What this task involves:
Copy out the lines from the one with "avatar-hair xyxy=(62,1480,162,1510)" to the one with "comment-icon xyxy=(538,1184,588,1230)", both included, without changing them.

───── Records shown ─────

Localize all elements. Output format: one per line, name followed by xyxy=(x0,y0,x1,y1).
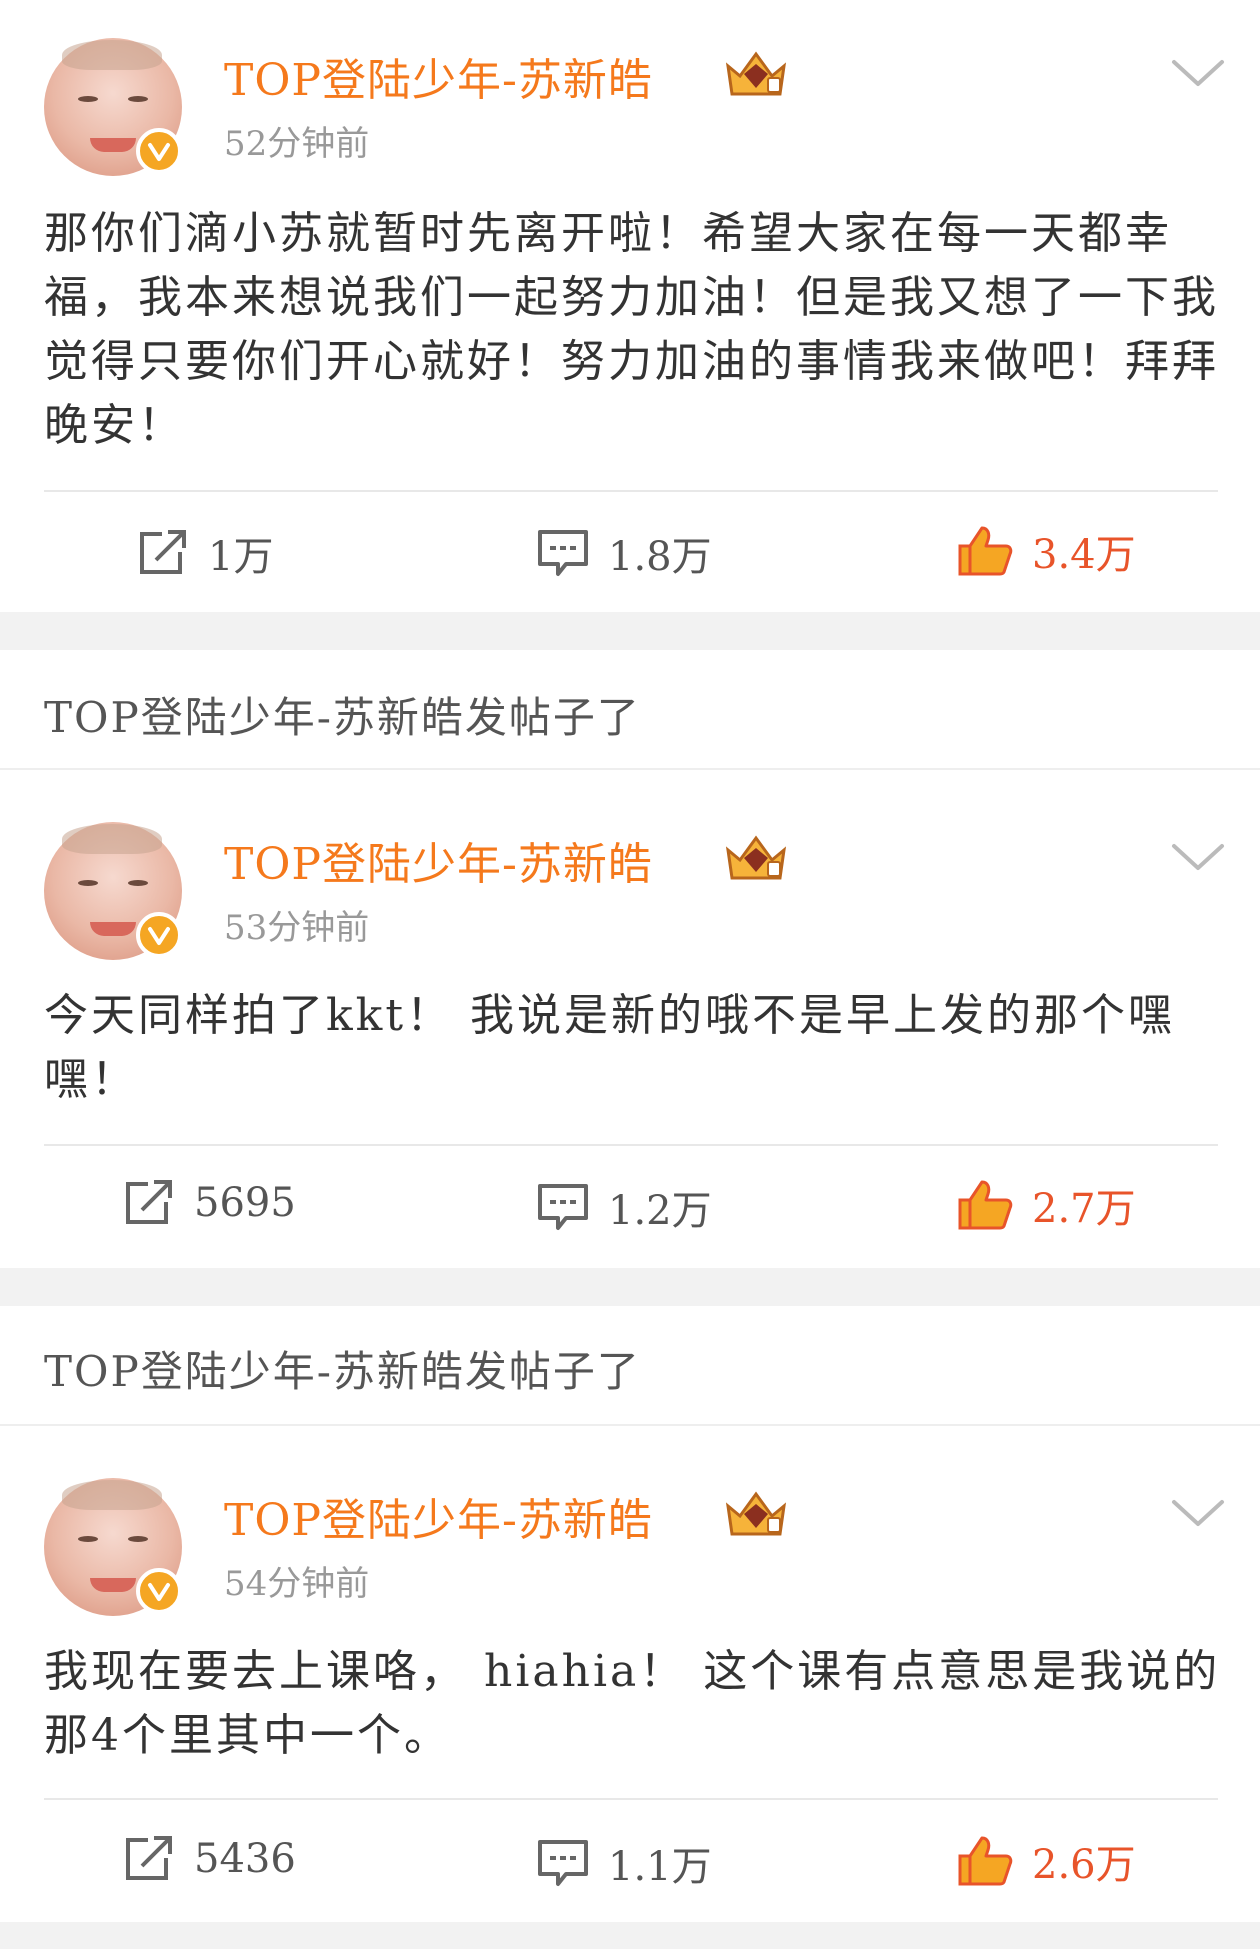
avatar-hair xyxy=(62,1480,162,1510)
post-time: 54分钟前 xyxy=(224,1564,370,1604)
like-count: 3.4万 xyxy=(1032,532,1136,578)
like-count: 2.6万 xyxy=(1032,1842,1136,1888)
comment-button[interactable]: 1.2万 xyxy=(536,1178,712,1236)
avatar-hair xyxy=(62,40,162,70)
repost-count: 1万 xyxy=(208,534,274,580)
verified-badge-icon xyxy=(136,1568,182,1614)
avatar-mouth xyxy=(90,922,136,936)
comment-icon xyxy=(538,530,588,576)
username[interactable]: TOP登陆少年-苏新皓 xyxy=(224,828,653,892)
post-time: 53分钟前 xyxy=(224,908,370,948)
repost-button[interactable]: 5695 xyxy=(122,1178,296,1228)
comment-icon xyxy=(538,1184,588,1230)
repost-button[interactable]: 1万 xyxy=(136,524,273,582)
post-notice: TOP登陆少年-苏新皓发帖子了 xyxy=(44,693,641,742)
comment-count: 1.1万 xyxy=(608,1844,712,1890)
divider xyxy=(44,1144,1218,1146)
avatar-mouth xyxy=(90,138,136,152)
chevron-down-icon[interactable] xyxy=(1170,56,1226,90)
comment-count: 1.2万 xyxy=(608,1188,712,1234)
verified-badge-icon xyxy=(136,128,182,174)
like-button[interactable]: 2.6万 xyxy=(956,1832,1136,1890)
separator xyxy=(0,1922,1260,1949)
repost-button[interactable]: 5436 xyxy=(122,1834,296,1884)
repost-icon xyxy=(126,1180,172,1224)
post-card: TOP登陆少年-苏新皓 54分钟前 我现在要去上课咯， hiahia！ 这个课有… xyxy=(0,1426,1260,1922)
like-icon xyxy=(958,1180,1013,1230)
repost-icon xyxy=(126,1836,172,1880)
like-icon xyxy=(958,526,1013,576)
divider xyxy=(44,1798,1218,1800)
separator xyxy=(0,1268,1260,1306)
repost-count: 5436 xyxy=(194,1836,296,1882)
post-text: 我现在要去上课咯， hiahia！ 这个课有点意思是我说的那4个里其中一个。 xyxy=(44,1646,1221,1761)
crown-icon xyxy=(725,51,787,96)
separator xyxy=(0,612,1260,650)
post-text: 那你们滴小苏就暂时先离开啦！希望大家在每一天都幸福，我本来想说我们一起努力加油！… xyxy=(44,208,1219,451)
like-button[interactable]: 3.4万 xyxy=(956,522,1136,580)
avatar-hair xyxy=(62,824,162,854)
post-time: 52分钟前 xyxy=(224,124,370,164)
avatar-mouth xyxy=(90,1578,136,1592)
avatar-eye xyxy=(128,880,148,886)
divider xyxy=(44,490,1218,492)
verified-badge-icon xyxy=(136,912,182,958)
comment-icon xyxy=(538,1840,588,1886)
post-text: 今天同样拍了kkt！ 我说是新的哦不是早上发的那个嘿嘿！ xyxy=(44,990,1175,1105)
comment-count: 1.8万 xyxy=(608,534,712,580)
crown-icon xyxy=(725,835,787,880)
avatar-eye xyxy=(78,1536,98,1542)
repost-icon xyxy=(140,530,186,574)
avatar-eye xyxy=(128,96,148,102)
avatar-eye xyxy=(78,880,98,886)
comment-button[interactable]: 1.1万 xyxy=(536,1834,712,1892)
post-notice: TOP登陆少年-苏新皓发帖子了 xyxy=(44,1347,641,1396)
avatar-eye xyxy=(128,1536,148,1542)
username[interactable]: TOP登陆少年-苏新皓 xyxy=(224,1484,653,1548)
post-card: TOP登陆少年-苏新皓 53分钟前 今天同样拍了kkt！ 我说是新的哦不是早上发… xyxy=(0,770,1260,1266)
username[interactable]: TOP登陆少年-苏新皓 xyxy=(224,44,653,108)
post-card: TOP登陆少年-苏新皓 52分钟前 那你们滴小苏就暂时先离开啦！希望大家在每一天… xyxy=(0,0,1260,612)
like-button[interactable]: 2.7万 xyxy=(956,1176,1136,1234)
avatar-eye xyxy=(78,96,98,102)
chevron-down-icon[interactable] xyxy=(1170,840,1226,874)
repost-count: 5695 xyxy=(194,1180,296,1226)
comment-button[interactable]: 1.8万 xyxy=(536,524,712,582)
like-icon xyxy=(958,1836,1013,1886)
like-count: 2.7万 xyxy=(1032,1186,1136,1232)
chevron-down-icon[interactable] xyxy=(1170,1496,1226,1530)
crown-icon xyxy=(725,1491,787,1536)
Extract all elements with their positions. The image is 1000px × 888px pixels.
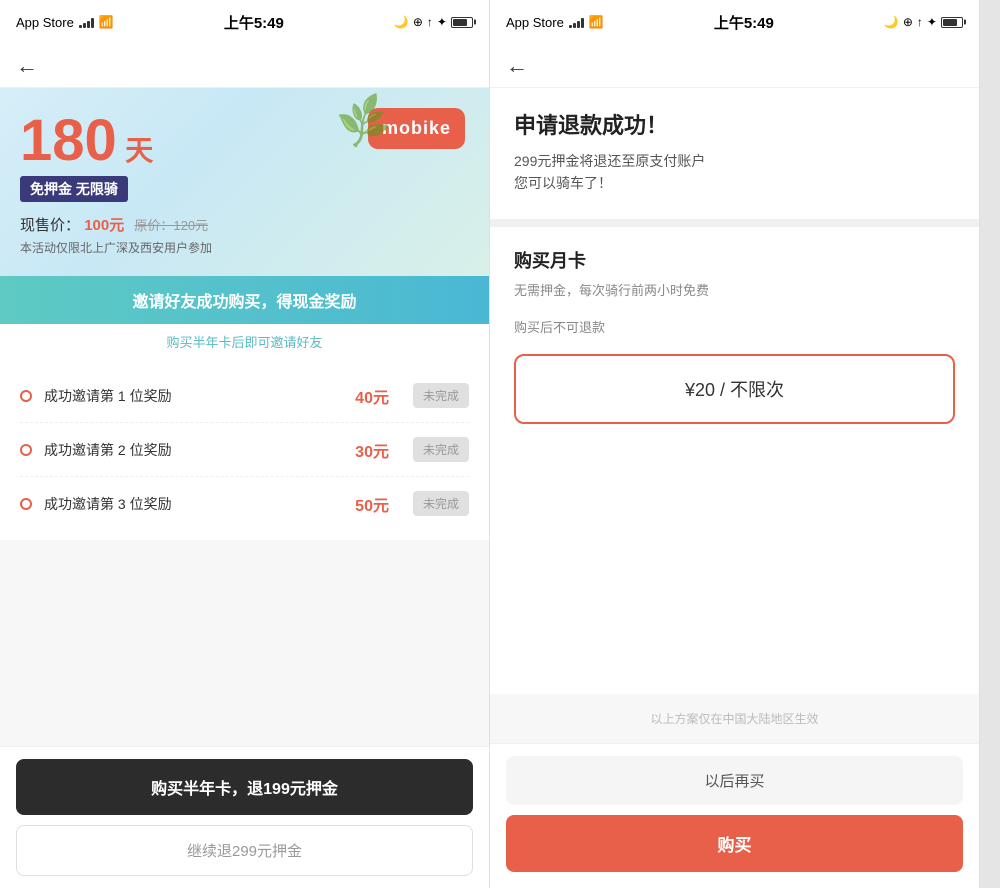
- monthly-card[interactable]: ¥20 / 不限次: [514, 354, 955, 424]
- status-left: App Store 📶: [16, 15, 114, 30]
- price-label: 现售价：: [20, 217, 80, 234]
- arrow-icon-right: ↑: [917, 15, 923, 29]
- back-button-left[interactable]: ←: [16, 53, 38, 79]
- buy-button[interactable]: 购买: [506, 815, 963, 872]
- monthly-desc1: 无需押金，每次骑行前两小时免费: [514, 281, 955, 302]
- later-button[interactable]: 以后再买: [506, 756, 963, 805]
- moon-icon: 🌙: [394, 15, 409, 29]
- invite-banner: 邀请好友成功购买，得现金奖励: [0, 276, 489, 324]
- location-icon: ⊕: [413, 15, 423, 29]
- arrow-icon: ↑: [427, 15, 433, 29]
- invite-sub: 购买半年卡后即可邀请好友: [0, 324, 489, 359]
- reward-amount-2: 30元: [355, 438, 389, 462]
- reward-dot-1: [20, 390, 32, 402]
- back-button-right[interactable]: ←: [506, 53, 528, 79]
- list-item: 成功邀请第 2 位奖励 30元 未完成: [20, 423, 469, 477]
- list-item: 成功邀请第 1 位奖励 40元 未完成: [20, 369, 469, 423]
- continue-refund-button[interactable]: 继续退299元押金: [16, 825, 473, 876]
- monthly-title: 购买月卡: [514, 247, 955, 273]
- reward-status-3: 未完成: [413, 491, 469, 516]
- app-store-label-left: App Store: [16, 15, 74, 30]
- battery-icon-right: [941, 17, 963, 28]
- status-bar-left: App Store 📶 上午5:49 🌙 ⊕ ↑ ✦: [0, 0, 489, 44]
- location-icon-right: ⊕: [903, 15, 913, 29]
- reward-label-2: 成功邀请第 2 位奖励: [44, 440, 343, 460]
- monthly-desc2: 购买后不可退款: [514, 318, 955, 339]
- success-title: 申请退款成功！: [514, 108, 955, 140]
- panel1-scroll: 180 天 免押金 无限骑 现售价： 100元 原价：120元 本活动仅限北上广…: [0, 88, 489, 746]
- reward-dot-3: [20, 498, 32, 510]
- disclaimer: 以上方案仅在中国大陆地区生效: [490, 694, 979, 743]
- hero-note: 本活动仅限北上广深及西安用户参加: [20, 239, 469, 256]
- signal-icon: [79, 17, 94, 28]
- nav-bar-right: ←: [490, 44, 979, 88]
- status-bar-right: App Store 📶 上午5:49 🌙 ⊕ ↑ ✦: [490, 0, 979, 44]
- bluetooth-icon: ✦: [437, 15, 447, 29]
- hero-days: 180: [20, 108, 117, 173]
- status-right-left: 🌙 ⊕ ↑ ✦: [394, 15, 473, 29]
- bottom-buttons-panel1: 购买半年卡，退199元押金 继续退299元押金: [0, 746, 489, 888]
- monthly-section: 购买月卡 无需押金，每次骑行前两小时免费 购买后不可退款 ¥20 / 不限次: [490, 227, 979, 694]
- reward-status-1: 未完成: [413, 383, 469, 408]
- reward-amount-1: 40元: [355, 384, 389, 408]
- time-right: 上午5:49: [714, 12, 774, 33]
- panel-right: App Store 📶 上午5:49 🌙 ⊕ ↑ ✦ ← 申请退款成功！: [490, 0, 980, 888]
- bottom-buttons-panel2: 以后再买 购买: [490, 743, 979, 888]
- app-store-label-right: App Store: [506, 15, 564, 30]
- wifi-icon: 📶: [99, 15, 114, 29]
- list-item: 成功邀请第 3 位奖励 50元 未完成: [20, 477, 469, 530]
- hero-tag: 免押金 无限骑: [20, 176, 128, 202]
- reward-status-2: 未完成: [413, 437, 469, 462]
- reward-list: 成功邀请第 1 位奖励 40元 未完成 成功邀请第 2 位奖励 30元 未完成 …: [0, 359, 489, 540]
- time-left: 上午5:49: [224, 12, 284, 33]
- price-value: 100元: [84, 217, 124, 234]
- reward-dot-2: [20, 444, 32, 456]
- hero-days-unit: 天: [125, 135, 153, 166]
- buy-half-year-button[interactable]: 购买半年卡，退199元押金: [16, 759, 473, 815]
- panel2-scroll: 申请退款成功！ 299元押金将退还至原支付账户 您可以骑车了！ 购买月卡 无需押…: [490, 88, 979, 743]
- reward-amount-3: 50元: [355, 492, 389, 516]
- signal-icon-right: [569, 17, 584, 28]
- battery-icon: [451, 17, 473, 28]
- nav-bar-left: ←: [0, 44, 489, 88]
- success-desc2: 您可以骑车了！: [514, 172, 955, 194]
- moon-icon-right: 🌙: [884, 15, 899, 29]
- monthly-card-text: ¥20 / 不限次: [685, 380, 784, 400]
- wifi-icon-right: 📶: [589, 15, 604, 29]
- original-price: 原价：120元: [134, 218, 208, 233]
- status-left-right: App Store 📶: [506, 15, 604, 30]
- bluetooth-icon-right: ✦: [927, 15, 937, 29]
- reward-label-1: 成功邀请第 1 位奖励: [44, 386, 343, 406]
- panel-left: App Store 📶 上午5:49 🌙 ⊕ ↑ ✦ ←: [0, 0, 490, 888]
- success-desc1: 299元押金将退还至原支付账户: [514, 150, 955, 172]
- reward-label-3: 成功邀请第 3 位奖励: [44, 494, 343, 514]
- status-right-right: 🌙 ⊕ ↑ ✦: [884, 15, 963, 29]
- success-section: 申请退款成功！ 299元押金将退还至原支付账户 您可以骑车了！: [490, 88, 979, 227]
- hero-price: 现售价： 100元 原价：120元: [20, 214, 469, 235]
- hero-banner: 180 天 免押金 无限骑 现售价： 100元 原价：120元 本活动仅限北上广…: [0, 88, 489, 276]
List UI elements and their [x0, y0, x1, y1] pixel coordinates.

─────

The result:
avatar-hair xyxy=(62,1480,162,1510)
post-time: 54分钟前 xyxy=(224,1564,370,1604)
like-count: 3.4万 xyxy=(1032,532,1136,578)
like-count: 2.6万 xyxy=(1032,1842,1136,1888)
comment-button[interactable]: 1.2万 xyxy=(536,1178,712,1236)
avatar-hair xyxy=(62,40,162,70)
repost-count: 1万 xyxy=(208,534,274,580)
verified-badge-icon xyxy=(136,1568,182,1614)
avatar-mouth xyxy=(90,922,136,936)
comment-icon xyxy=(538,530,588,576)
username[interactable]: TOP登陆少年-苏新皓 xyxy=(224,828,653,892)
post-time: 53分钟前 xyxy=(224,908,370,948)
repost-button[interactable]: 5695 xyxy=(122,1178,296,1228)
comment-icon xyxy=(538,1184,588,1230)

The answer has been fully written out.